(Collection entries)
★ ★ ★ ★ ★ ★ ★

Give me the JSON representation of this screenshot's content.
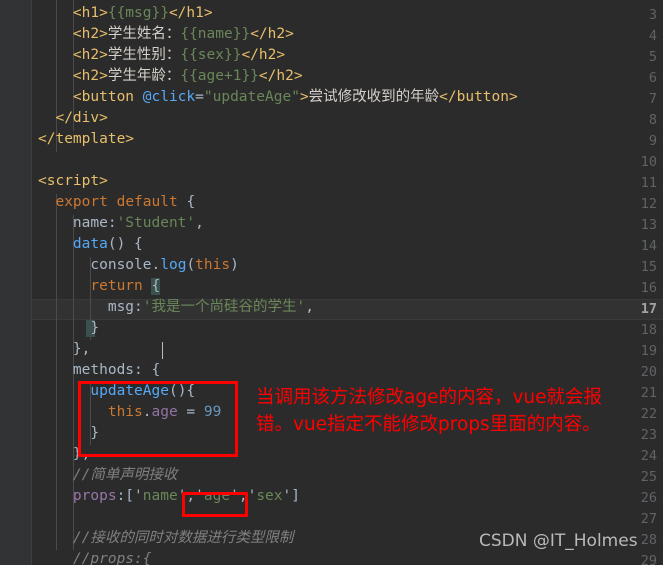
{
  "editor": {
    "theme_background": "#2b2b2b",
    "gutter_background": "#313335",
    "current_line_background": "#323232",
    "accent_annotation_color": "#ff0000",
    "first_visible_line": 3,
    "current_line": 17,
    "language": "vue"
  },
  "lines": [
    {
      "num": "3",
      "indent": 4,
      "text": "<h1>{{msg}}</h1>"
    },
    {
      "num": "4",
      "indent": 4,
      "text": "<h2>学生姓名：{{name}}</h2>"
    },
    {
      "num": "5",
      "indent": 4,
      "text": "<h2>学生性别：{{sex}}</h2>"
    },
    {
      "num": "6",
      "indent": 4,
      "text": "<h2>学生年龄：{{age+1}}</h2>"
    },
    {
      "num": "7",
      "indent": 4,
      "text": "<button @click=\"updateAge\">尝试修改收到的年龄</button>"
    },
    {
      "num": "8",
      "indent": 2,
      "text": "</div>"
    },
    {
      "num": "9",
      "indent": 0,
      "text": "</template>"
    },
    {
      "num": "10",
      "indent": 0,
      "text": ""
    },
    {
      "num": "11",
      "indent": 0,
      "text": "<script>"
    },
    {
      "num": "12",
      "indent": 2,
      "text": "export default {"
    },
    {
      "num": "13",
      "indent": 4,
      "text": "name:'Student',"
    },
    {
      "num": "14",
      "indent": 4,
      "text": "data() {"
    },
    {
      "num": "15",
      "indent": 6,
      "text": "console.log(this)"
    },
    {
      "num": "16",
      "indent": 6,
      "text": "return {"
    },
    {
      "num": "17",
      "indent": 8,
      "text": "msg:'我是一个尚硅谷的学生',"
    },
    {
      "num": "18",
      "indent": 6,
      "text": "}"
    },
    {
      "num": "19",
      "indent": 4,
      "text": "},"
    },
    {
      "num": "20",
      "indent": 4,
      "text": "methods: {"
    },
    {
      "num": "21",
      "indent": 6,
      "text": "updateAge(){"
    },
    {
      "num": "22",
      "indent": 8,
      "text": "this.age = 99"
    },
    {
      "num": "23",
      "indent": 6,
      "text": "}"
    },
    {
      "num": "24",
      "indent": 4,
      "text": "},"
    },
    {
      "num": "25",
      "indent": 4,
      "text": "//简单声明接收"
    },
    {
      "num": "26",
      "indent": 4,
      "text": "props:['name','age','sex']"
    },
    {
      "num": "27",
      "indent": 0,
      "text": ""
    },
    {
      "num": "28",
      "indent": 4,
      "text": "//接收的同时对数据进行类型限制"
    },
    {
      "num": "29",
      "indent": 4,
      "text": "//props:{"
    }
  ],
  "annotations": {
    "note_line1": "当调用该方法修改age的内容，vue就会报",
    "note_line2": "错。vue指定不能修改props里面的内容。",
    "highlight_box_methods_label": "updateAge-method-body",
    "highlight_box_props_label": "age-prop-entry"
  },
  "watermark": {
    "text": "CSDN @IT_Holmes"
  },
  "code_tokens": {
    "l3": [
      [
        "t-tag",
        "<h1>"
      ],
      [
        "t-mustache",
        "{{msg}}"
      ],
      [
        "t-tag",
        "</h1>"
      ]
    ],
    "l4": [
      [
        "t-tag",
        "<h2>"
      ],
      [
        "t-cjk",
        "学生姓名："
      ],
      [
        "t-mustache",
        "{{name}}"
      ],
      [
        "t-tag",
        "</h2>"
      ]
    ],
    "l5": [
      [
        "t-tag",
        "<h2>"
      ],
      [
        "t-cjk",
        "学生性别："
      ],
      [
        "t-mustache",
        "{{sex}}"
      ],
      [
        "t-tag",
        "</h2>"
      ]
    ],
    "l6": [
      [
        "t-tag",
        "<h2>"
      ],
      [
        "t-cjk",
        "学生年龄："
      ],
      [
        "t-mustache",
        "{{age+1}}"
      ],
      [
        "t-tag",
        "</h2>"
      ]
    ],
    "l7": [
      [
        "t-tag",
        "<button"
      ],
      [
        "t-white",
        " "
      ],
      [
        "t-method",
        "@click"
      ],
      [
        "t-punct",
        "="
      ],
      [
        "t-str",
        "\"updateAge\""
      ],
      [
        "t-tag",
        ">"
      ],
      [
        "t-cjk",
        "尝试修改收到的年龄"
      ],
      [
        "t-tag",
        "</button>"
      ]
    ],
    "l8": [
      [
        "t-tag",
        "</div>"
      ]
    ],
    "l9": [
      [
        "t-tag",
        "</template>"
      ]
    ],
    "l11": [
      [
        "t-tag",
        "<script>"
      ]
    ],
    "l12": [
      [
        "t-kw",
        "export"
      ],
      [
        "t-white",
        " "
      ],
      [
        "t-kw",
        "default"
      ],
      [
        "t-white",
        " "
      ],
      [
        "t-punct",
        "{"
      ]
    ],
    "l13": [
      [
        "t-objkey",
        "name"
      ],
      [
        "t-punct",
        ":"
      ],
      [
        "t-str",
        "'Student'"
      ],
      [
        "t-punct",
        ","
      ]
    ],
    "l14": [
      [
        "t-data",
        "data"
      ],
      [
        "t-punct",
        "() {"
      ]
    ],
    "l15": [
      [
        "t-ident",
        "console"
      ],
      [
        "t-punct",
        "."
      ],
      [
        "t-method",
        "log"
      ],
      [
        "t-punct",
        "("
      ],
      [
        "t-kw",
        "this"
      ],
      [
        "t-punct",
        ")"
      ]
    ],
    "l16": [
      [
        "t-kw",
        "return"
      ],
      [
        "t-white",
        " "
      ],
      [
        "t-punct",
        "{"
      ]
    ],
    "l17": [
      [
        "t-objkey",
        "msg"
      ],
      [
        "t-punct",
        ":"
      ],
      [
        "t-str",
        "'我是一个尚硅谷的学生'"
      ],
      [
        "t-punct",
        ","
      ]
    ],
    "l18": [
      [
        "t-punct",
        "}"
      ]
    ],
    "l19": [
      [
        "t-punct",
        "},"
      ]
    ],
    "l20": [
      [
        "t-objkey",
        "methods"
      ],
      [
        "t-punct",
        ": {"
      ]
    ],
    "l21": [
      [
        "t-method",
        "updateAge"
      ],
      [
        "t-punct",
        "(){"
      ]
    ],
    "l22": [
      [
        "t-kw",
        "this"
      ],
      [
        "t-punct",
        "."
      ],
      [
        "t-field",
        "age"
      ],
      [
        "t-punct",
        " = "
      ],
      [
        "t-num",
        "99"
      ]
    ],
    "l23": [
      [
        "t-punct",
        "}"
      ]
    ],
    "l24": [
      [
        "t-punct",
        "},"
      ]
    ],
    "l25": [
      [
        "t-comment",
        "//简单声明接收"
      ]
    ],
    "l26": [
      [
        "t-prop",
        "props"
      ],
      [
        "t-punct",
        ":['"
      ],
      [
        "t-str",
        "name"
      ],
      [
        "t-punct",
        "','"
      ],
      [
        "t-str",
        "age"
      ],
      [
        "t-punct",
        "','"
      ],
      [
        "t-str",
        "sex"
      ],
      [
        "t-punct",
        "']"
      ]
    ],
    "l28": [
      [
        "t-comment",
        "//接收的同时对数据进行类型限制"
      ]
    ],
    "l29": [
      [
        "t-comment",
        "//props:{"
      ]
    ]
  }
}
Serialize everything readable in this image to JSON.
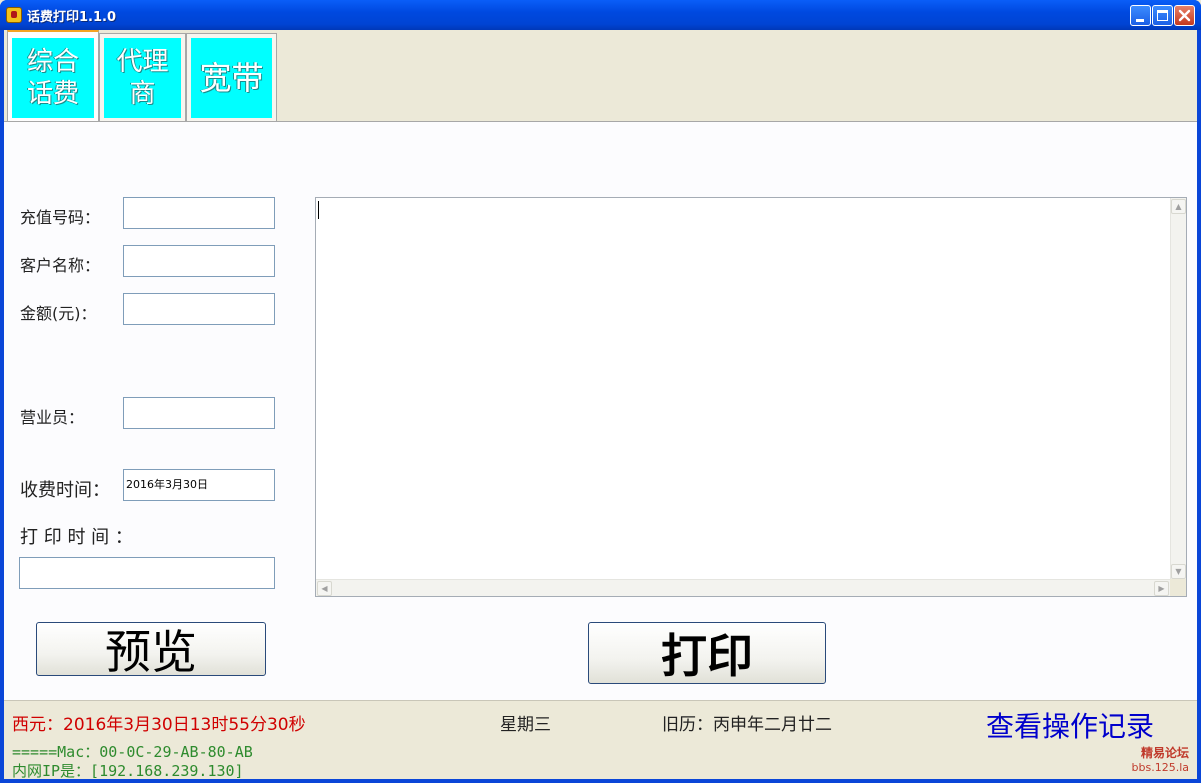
{
  "window": {
    "title": "话费打印1.1.0"
  },
  "tabs": [
    {
      "label": "综合话费",
      "line1": "综合",
      "line2": "话费",
      "active": true
    },
    {
      "label": "代理商",
      "line1": "代理",
      "line2": "商",
      "active": false
    },
    {
      "label": "宽带",
      "line1": "宽带",
      "line2": "",
      "active": false
    }
  ],
  "form": {
    "phone_label": "充值号码：",
    "phone_value": "",
    "customer_label": "客户名称：",
    "customer_value": "",
    "amount_label": "金额(元)：",
    "amount_value": "",
    "clerk_label": "营业员：",
    "clerk_value": "",
    "charge_time_label": "收费时间：",
    "charge_time_value": "2016年3月30日",
    "print_time_label": "打 印 时 间 ：",
    "print_time_value": ""
  },
  "memo": {
    "text": ""
  },
  "buttons": {
    "preview": "预览",
    "print": "打印"
  },
  "status": {
    "datetime": "西元：2016年3月30日13时55分30秒",
    "weekday": "星期三",
    "lunar": "旧历：丙申年二月廿二",
    "view_log": "查看操作记录",
    "mac": "=====Mac：00-0C-29-AB-80-AB",
    "ip": "内网IP是：[192.168.239.130]",
    "watermark_line1": "精易论坛",
    "watermark_line2": "bbs.125.la"
  },
  "colors": {
    "titlebar": "#0a5ef8",
    "tab_image_bg": "#00ffff",
    "datetime_text": "#d00000",
    "view_log_text": "#0000cc",
    "network_text": "#2e8b2e"
  }
}
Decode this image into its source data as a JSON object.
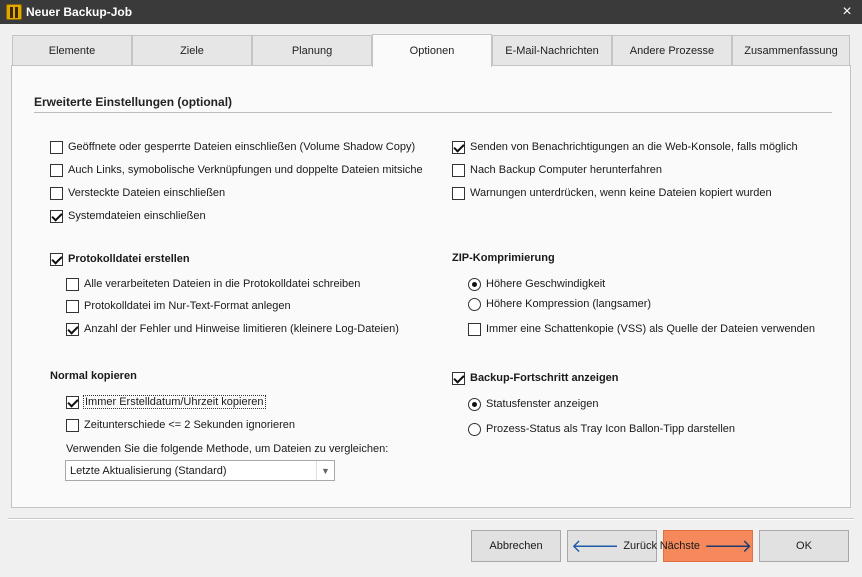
{
  "window": {
    "title": "Neuer Backup-Job",
    "close_icon": "×"
  },
  "tabs": [
    {
      "label": "Elemente"
    },
    {
      "label": "Ziele"
    },
    {
      "label": "Planung"
    },
    {
      "label": "Optionen",
      "active": true
    },
    {
      "label": "E-Mail-Nachrichten"
    },
    {
      "label": "Andere Prozesse"
    },
    {
      "label": "Zusammenfassung"
    }
  ],
  "section": {
    "title": "Erweiterte Einstellungen (optional)"
  },
  "left_options": [
    {
      "label": "Geöffnete oder gesperrte Dateien einschließen  (Volume Shadow Copy)",
      "checked": false
    },
    {
      "label": "Auch Links, symobolische Verknüpfungen und doppelte Dateien mitsiche",
      "checked": false
    },
    {
      "label": "Versteckte Dateien einschließen",
      "checked": false
    },
    {
      "label": "Systemdateien einschließen",
      "checked": true
    }
  ],
  "right_options": [
    {
      "label": "Senden von Benachrichtigungen an die Web-Konsole, falls möglich",
      "checked": true
    },
    {
      "label": "Nach Backup Computer herunterfahren",
      "checked": false
    },
    {
      "label": "Warnungen unterdrücken, wenn keine Dateien kopiert wurden",
      "checked": false
    }
  ],
  "logfile": {
    "label": "Protokolldatei erstellen",
    "checked": true,
    "options": [
      {
        "label": "Alle verarbeiteten Dateien in die Protokolldatei schreiben",
        "checked": false
      },
      {
        "label": "Protokolldatei im Nur-Text-Format anlegen",
        "checked": false
      },
      {
        "label": "Anzahl der Fehler und Hinweise limitieren (kleinere Log-Dateien)",
        "checked": true
      }
    ]
  },
  "zip": {
    "label": "ZIP-Komprimierung",
    "radios": [
      {
        "label": "Höhere Geschwindigkeit",
        "checked": true
      },
      {
        "label": "Höhere Kompression (langsamer)",
        "checked": false
      }
    ],
    "vss": {
      "label": "Immer eine Schattenkopie (VSS) als Quelle der Dateien verwenden",
      "checked": false
    }
  },
  "normal_copy": {
    "label": "Normal kopieren",
    "options": [
      {
        "label": "Immer Erstelldatum/Uhrzeit kopieren",
        "checked": true
      },
      {
        "label": "Zeitunterschiede <= 2 Sekunden ignorieren",
        "checked": false
      }
    ],
    "compare_label": "Verwenden Sie die folgende Methode, um Dateien zu vergleichen:",
    "compare_value": "Letzte Aktualisierung (Standard)"
  },
  "progress": {
    "label": "Backup-Fortschritt anzeigen",
    "checked": true,
    "radios": [
      {
        "label": "Statusfenster anzeigen",
        "checked": true
      },
      {
        "label": "Prozess-Status als Tray Icon Ballon-Tipp darstellen",
        "checked": false
      }
    ]
  },
  "buttons": {
    "cancel": "Abbrechen",
    "back": "Zurück",
    "next": "Nächste",
    "ok": "OK",
    "back_arrow": "🡐",
    "next_arrow": "🡒"
  }
}
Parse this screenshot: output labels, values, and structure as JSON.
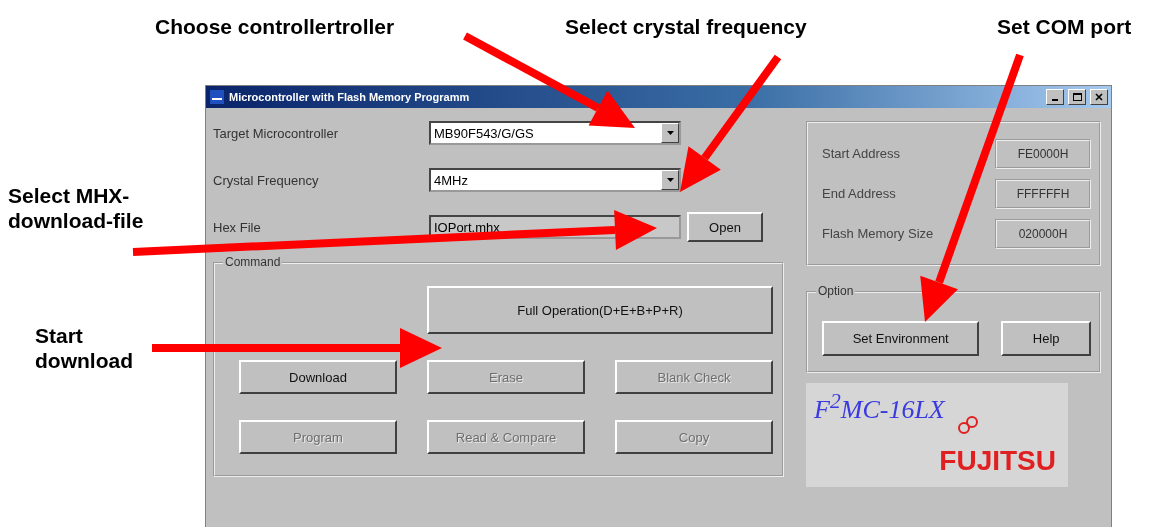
{
  "annotations": [
    {
      "text": "Choose controllertroller"
    },
    {
      "text": "Select crystal frequency"
    },
    {
      "text": "Set COM port"
    },
    {
      "text": "Select MHX-\ndownload-file"
    },
    {
      "text": "Start\ndownload"
    }
  ],
  "window": {
    "title": "Microcontroller with Flash Memory Programm"
  },
  "fields": [
    {
      "label": "Target Microcontroller",
      "value": "MB90F543/G/GS",
      "kind": "combo"
    },
    {
      "label": "Crystal Frequency",
      "value": "4MHz",
      "kind": "combo"
    },
    {
      "label": "Hex File",
      "value": "IOPort.mhx",
      "kind": "file",
      "button": "Open"
    }
  ],
  "info": [
    {
      "label": "Start Address",
      "value": "FE0000H"
    },
    {
      "label": "End Address",
      "value": "FFFFFFH"
    },
    {
      "label": "Flash Memory Size",
      "value": "020000H"
    }
  ],
  "command": {
    "title": "Command",
    "main_button": {
      "label": "Full Operation(D+E+B+P+R)",
      "disabled": false
    },
    "buttons": [
      {
        "label": "Download",
        "disabled": false
      },
      {
        "label": "Erase",
        "disabled": true
      },
      {
        "label": "Blank Check",
        "disabled": true
      },
      {
        "label": "Program",
        "disabled": true
      },
      {
        "label": "Read & Compare",
        "disabled": true
      },
      {
        "label": "Copy",
        "disabled": true
      }
    ]
  },
  "option": {
    "title": "Option",
    "buttons": [
      "Set Environment",
      "Help"
    ]
  },
  "logo": {
    "product": "F$^{2}$MC-16LX",
    "brand": "FUJITSU"
  }
}
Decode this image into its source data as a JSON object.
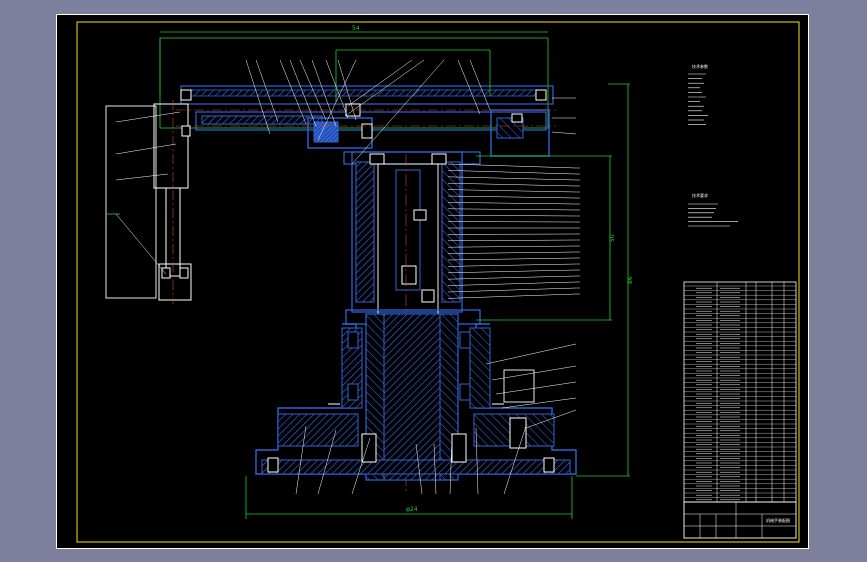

★ ★ ★ ★ ★ ★ ★

REQUIRED WORK:
Find and copy each line above that includes the string "Backup".

COMPLETE OUTPUT:
    "title": "Neuer Backup-Job",
      "label": "Nach Backup Computer herunterfahren",
    "label": "Backup-Fortschritt anzeigen",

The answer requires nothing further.